Rows from a dataset
---*---

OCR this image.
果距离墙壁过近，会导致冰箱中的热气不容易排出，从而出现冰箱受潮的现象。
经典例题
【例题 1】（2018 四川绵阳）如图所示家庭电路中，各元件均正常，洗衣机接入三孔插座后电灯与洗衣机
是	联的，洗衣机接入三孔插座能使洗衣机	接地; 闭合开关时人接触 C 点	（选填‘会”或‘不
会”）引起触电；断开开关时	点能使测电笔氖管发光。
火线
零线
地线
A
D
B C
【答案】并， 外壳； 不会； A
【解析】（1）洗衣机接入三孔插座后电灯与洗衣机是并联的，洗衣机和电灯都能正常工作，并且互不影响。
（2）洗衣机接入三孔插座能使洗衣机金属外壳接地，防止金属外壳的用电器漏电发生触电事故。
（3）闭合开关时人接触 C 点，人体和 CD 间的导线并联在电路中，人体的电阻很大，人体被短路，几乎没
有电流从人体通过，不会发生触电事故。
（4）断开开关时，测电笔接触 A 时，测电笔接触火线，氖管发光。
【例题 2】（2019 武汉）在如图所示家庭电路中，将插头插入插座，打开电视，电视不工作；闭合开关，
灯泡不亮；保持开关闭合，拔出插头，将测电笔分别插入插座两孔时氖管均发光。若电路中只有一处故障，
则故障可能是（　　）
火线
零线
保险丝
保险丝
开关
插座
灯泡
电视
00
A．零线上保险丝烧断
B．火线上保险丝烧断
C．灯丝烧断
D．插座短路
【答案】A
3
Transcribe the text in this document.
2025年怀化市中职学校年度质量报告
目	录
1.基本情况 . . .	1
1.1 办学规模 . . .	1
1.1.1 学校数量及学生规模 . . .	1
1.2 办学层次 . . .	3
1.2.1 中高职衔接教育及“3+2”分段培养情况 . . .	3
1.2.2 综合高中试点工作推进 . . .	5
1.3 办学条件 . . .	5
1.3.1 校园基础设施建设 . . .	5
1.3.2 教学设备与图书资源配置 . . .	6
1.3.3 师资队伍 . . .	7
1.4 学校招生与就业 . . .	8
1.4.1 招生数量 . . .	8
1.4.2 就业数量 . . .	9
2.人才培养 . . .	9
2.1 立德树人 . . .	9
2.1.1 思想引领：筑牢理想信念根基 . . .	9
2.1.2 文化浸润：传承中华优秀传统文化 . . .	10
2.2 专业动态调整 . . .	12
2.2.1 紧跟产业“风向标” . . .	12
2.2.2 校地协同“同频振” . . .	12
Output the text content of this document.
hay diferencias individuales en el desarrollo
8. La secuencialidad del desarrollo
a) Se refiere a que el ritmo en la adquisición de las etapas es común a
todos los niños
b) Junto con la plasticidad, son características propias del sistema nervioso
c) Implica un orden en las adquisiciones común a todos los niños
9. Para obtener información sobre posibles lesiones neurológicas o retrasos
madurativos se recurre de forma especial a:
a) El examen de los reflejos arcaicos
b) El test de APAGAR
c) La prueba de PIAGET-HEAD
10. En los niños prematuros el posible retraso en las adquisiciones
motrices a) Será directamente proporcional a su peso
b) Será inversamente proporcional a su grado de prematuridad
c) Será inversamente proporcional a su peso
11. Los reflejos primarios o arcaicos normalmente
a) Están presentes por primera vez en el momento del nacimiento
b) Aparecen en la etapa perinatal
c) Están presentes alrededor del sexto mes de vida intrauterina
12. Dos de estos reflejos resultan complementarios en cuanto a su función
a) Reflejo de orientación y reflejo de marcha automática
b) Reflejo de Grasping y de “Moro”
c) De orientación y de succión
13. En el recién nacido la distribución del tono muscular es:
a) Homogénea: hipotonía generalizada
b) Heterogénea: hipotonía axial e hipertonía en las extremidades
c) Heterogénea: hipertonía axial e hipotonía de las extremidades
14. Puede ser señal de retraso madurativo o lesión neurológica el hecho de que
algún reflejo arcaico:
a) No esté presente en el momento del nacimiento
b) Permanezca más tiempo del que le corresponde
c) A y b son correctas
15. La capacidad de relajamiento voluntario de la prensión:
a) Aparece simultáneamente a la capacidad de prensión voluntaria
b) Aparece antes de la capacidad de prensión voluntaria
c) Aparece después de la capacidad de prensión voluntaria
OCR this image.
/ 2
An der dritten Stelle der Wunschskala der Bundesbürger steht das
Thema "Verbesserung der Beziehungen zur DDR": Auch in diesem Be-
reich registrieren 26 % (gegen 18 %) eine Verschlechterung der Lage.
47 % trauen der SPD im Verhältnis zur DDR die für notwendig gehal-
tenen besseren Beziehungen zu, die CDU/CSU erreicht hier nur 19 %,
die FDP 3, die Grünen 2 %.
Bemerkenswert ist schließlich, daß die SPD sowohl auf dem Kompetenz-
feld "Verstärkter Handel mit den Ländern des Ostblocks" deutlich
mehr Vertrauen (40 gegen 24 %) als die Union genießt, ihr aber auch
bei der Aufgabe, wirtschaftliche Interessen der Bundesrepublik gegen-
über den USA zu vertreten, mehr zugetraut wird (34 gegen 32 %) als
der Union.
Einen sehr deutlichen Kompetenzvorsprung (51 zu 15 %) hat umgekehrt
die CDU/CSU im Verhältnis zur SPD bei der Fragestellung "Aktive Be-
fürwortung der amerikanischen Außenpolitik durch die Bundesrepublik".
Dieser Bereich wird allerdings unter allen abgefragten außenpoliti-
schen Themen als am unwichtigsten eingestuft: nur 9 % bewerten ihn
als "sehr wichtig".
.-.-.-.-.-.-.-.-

---*---

YOUR TASK: Output all of the data again. Match it exactly.

FULL RESPONSE:
OCR this image.
果距离墙壁过近，会导致冰箱中的热气不容易排出，从而出现冰箱受潮的现象。
经典例题
【例题 1】（2018 四川绵阳）如图所示家庭电路中，各元件均正常，洗衣机接入三孔插座后电灯与洗衣机
是	联的，洗衣机接入三孔插座能使洗衣机	接地; 闭合开关时人接触 C 点	（选填‘会”或‘不
会”）引起触电；断开开关时	点能使测电笔氖管发光。
火线
零线
地线
A
D
B C
【答案】并， 外壳； 不会； A
【解析】（1）洗衣机接入三孔插座后电灯与洗衣机是并联的，洗衣机和电灯都能正常工作，并且互不影响。
（2）洗衣机接入三孔插座能使洗衣机金属外壳接地，防止金属外壳的用电器漏电发生触电事故。
（3）闭合开关时人接触 C 点，人体和 CD 间的导线并联在电路中，人体的电阻很大，人体被短路，几乎没
有电流从人体通过，不会发生触电事故。
（4）断开开关时，测电笔接触 A 时，测电笔接触火线，氖管发光。
【例题 2】（2019 武汉）在如图所示家庭电路中，将插头插入插座，打开电视，电视不工作；闭合开关，
灯泡不亮；保持开关闭合，拔出插头，将测电笔分别插入插座两孔时氖管均发光。若电路中只有一处故障，
则故障可能是（　　）
火线
零线
保险丝
保险丝
开关
插座
灯泡
电视
00
A．零线上保险丝烧断
B．火线上保险丝烧断
C．灯丝烧断
D．插座短路
【答案】A
3
Transcribe the text in this document.
2025年怀化市中职学校年度质量报告
目	录
1.基本情况 . . .	1
1.1 办学规模 . . .	1
1.1.1 学校数量及学生规模 . . .	1
1.2 办学层次 . . .	3
1.2.1 中高职衔接教育及“3+2”分段培养情况 . . .	3
1.2.2 综合高中试点工作推进 . . .	5
1.3 办学条件 . . .	5
1.3.1 校园基础设施建设 . . .	5
1.3.2 教学设备与图书资源配置 . . .	6
1.3.3 师资队伍 . . .	7
1.4 学校招生与就业 . . .	8
1.4.1 招生数量 . . .	8
1.4.2 就业数量 . . .	9
2.人才培养 . . .	9
2.1 立德树人 . . .	9
2.1.1 思想引领：筑牢理想信念根基 . . .	9
2.1.2 文化浸润：传承中华优秀传统文化 . . .	10
2.2 专业动态调整 . . .	12
2.2.1 紧跟产业“风向标” . . .	12
2.2.2 校地协同“同频振” . . .	12
Output the text content of this document.
hay diferencias individuales en el desarrollo
8. La secuencialidad del desarrollo
a) Se refiere a que el ritmo en la adquisición de las etapas es común a
todos los niños
b) Junto con la plasticidad, son características propias del sistema nervioso
c) Implica un orden en las adquisiciones común a todos los niños
9. Para obtener información sobre posibles lesiones neurológicas o retrasos
madurativos se recurre de forma especial a:
a) El examen de los reflejos arcaicos
b) El test de APAGAR
c) La prueba de PIAGET-HEAD
10. En los niños prematuros el posible retraso en las adquisiciones
motrices a) Será directamente proporcional a su peso
b) Será inversamente proporcional a su grado de prematuridad
c) Será inversamente proporcional a su peso
11. Los reflejos primarios o arcaicos normalmente
a) Están presentes por primera vez en el momento del nacimiento
b) Aparecen en la etapa perinatal
c) Están presentes alrededor del sexto mes de vida intrauterina
12. Dos de estos reflejos resultan complementarios en cuanto a su función
a) Reflejo de orientación y reflejo de marcha automática
b) Reflejo de Grasping y de “Moro”
c) De orientación y de succión
13. En el recién nacido la distribución del tono muscular es:
a) Homogénea: hipotonía generalizada
b) Heterogénea: hipotonía axial e hipertonía en las extremidades
c) Heterogénea: hipertonía axial e hipotonía de las extremidades
14. Puede ser señal de retraso madurativo o lesión neurológica el hecho de que
algún reflejo arcaico:
a) No esté presente en el momento del nacimiento
b) Permanezca más tiempo del que le corresponde
c) A y b son correctas
15. La capacidad de relajamiento voluntario de la prensión:
a) Aparece simultáneamente a la capacidad de prensión voluntaria
b) Aparece antes de la capacidad de prensión voluntaria
c) Aparece después de la capacidad de prensión voluntaria
OCR this image.
/ 2
An der dritten Stelle der Wunschskala der Bundesbürger steht das
Thema "Verbesserung der Beziehungen zur DDR": Auch in diesem Be-
reich registrieren 26 % (gegen 18 %) eine Verschlechterung der Lage.
47 % trauen der SPD im Verhältnis zur DDR die für notwendig gehal-
tenen besseren Beziehungen zu, die CDU/CSU erreicht hier nur 19 %,
die FDP 3, die Grünen 2 %.
Bemerkenswert ist schließlich, daß die SPD sowohl auf dem Kompetenz-
feld "Verstärkter Handel mit den Ländern des Ostblocks" deutlich
mehr Vertrauen (40 gegen 24 %) als die Union genießt, ihr aber auch
bei der Aufgabe, wirtschaftliche Interessen der Bundesrepublik gegen-
über den USA zu vertreten, mehr zugetraut wird (34 gegen 32 %) als
der Union.
Einen sehr deutlichen Kompetenzvorsprung (51 zu 15 %) hat umgekehrt
die CDU/CSU im Verhältnis zur SPD bei der Fragestellung "Aktive Be-
fürwortung der amerikanischen Außenpolitik durch die Bundesrepublik".
Dieser Bereich wird allerdings unter allen abgefragten außenpoliti-
schen Themen als am unwichtigsten eingestuft: nur 9 % bewerten ihn
als "sehr wichtig".
.-.-.-.-.-.-.-.-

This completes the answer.